YOUR TASK – Only the pictures are omitted; repeat all other data exactly.

* Start DATA FOR PROCESSING *

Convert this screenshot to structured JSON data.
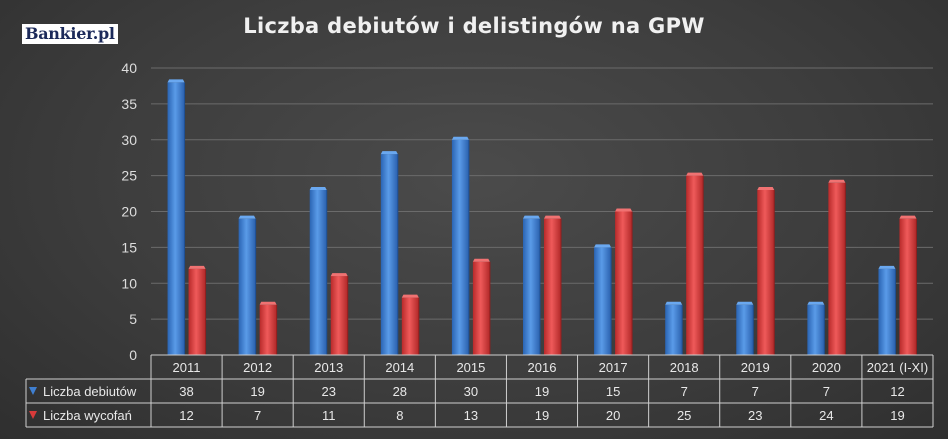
{
  "logo_text": "Bankier.pl",
  "chart_data": {
    "type": "bar",
    "title": "Liczba debiutów i delistingów na GPW",
    "categories": [
      "2011",
      "2012",
      "2013",
      "2014",
      "2015",
      "2016",
      "2017",
      "2018",
      "2019",
      "2020",
      "2021 (I-XI)"
    ],
    "series": [
      {
        "name": "Liczba debiutów",
        "color": "#3f7fd1",
        "values": [
          38,
          19,
          23,
          28,
          30,
          19,
          15,
          7,
          7,
          7,
          12
        ]
      },
      {
        "name": "Liczba wycofań",
        "color": "#d83a3a",
        "values": [
          12,
          7,
          11,
          8,
          13,
          19,
          20,
          25,
          23,
          24,
          19
        ]
      }
    ],
    "ylim": [
      0,
      40
    ],
    "yticks": [
      0,
      5,
      10,
      15,
      20,
      25,
      30,
      35,
      40
    ],
    "grid": true,
    "data_table": true,
    "legend": "data-table-left"
  }
}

* End DATA FOR PROCESSING *

SOLVED PROBLEM –
Convert this screenshot to structured JSON data.
{
  "logo_text": "Bankier.pl",
  "chart_data": {
    "type": "bar",
    "title": "Liczba debiutów i delistingów na GPW",
    "categories": [
      "2011",
      "2012",
      "2013",
      "2014",
      "2015",
      "2016",
      "2017",
      "2018",
      "2019",
      "2020",
      "2021 (I-XI)"
    ],
    "series": [
      {
        "name": "Liczba debiutów",
        "color": "#3f7fd1",
        "values": [
          38,
          19,
          23,
          28,
          30,
          19,
          15,
          7,
          7,
          7,
          12
        ]
      },
      {
        "name": "Liczba wycofań",
        "color": "#d83a3a",
        "values": [
          12,
          7,
          11,
          8,
          13,
          19,
          20,
          25,
          23,
          24,
          19
        ]
      }
    ],
    "ylim": [
      0,
      40
    ],
    "yticks": [
      0,
      5,
      10,
      15,
      20,
      25,
      30,
      35,
      40
    ],
    "grid": true,
    "data_table": true,
    "legend": "data-table-left"
  }
}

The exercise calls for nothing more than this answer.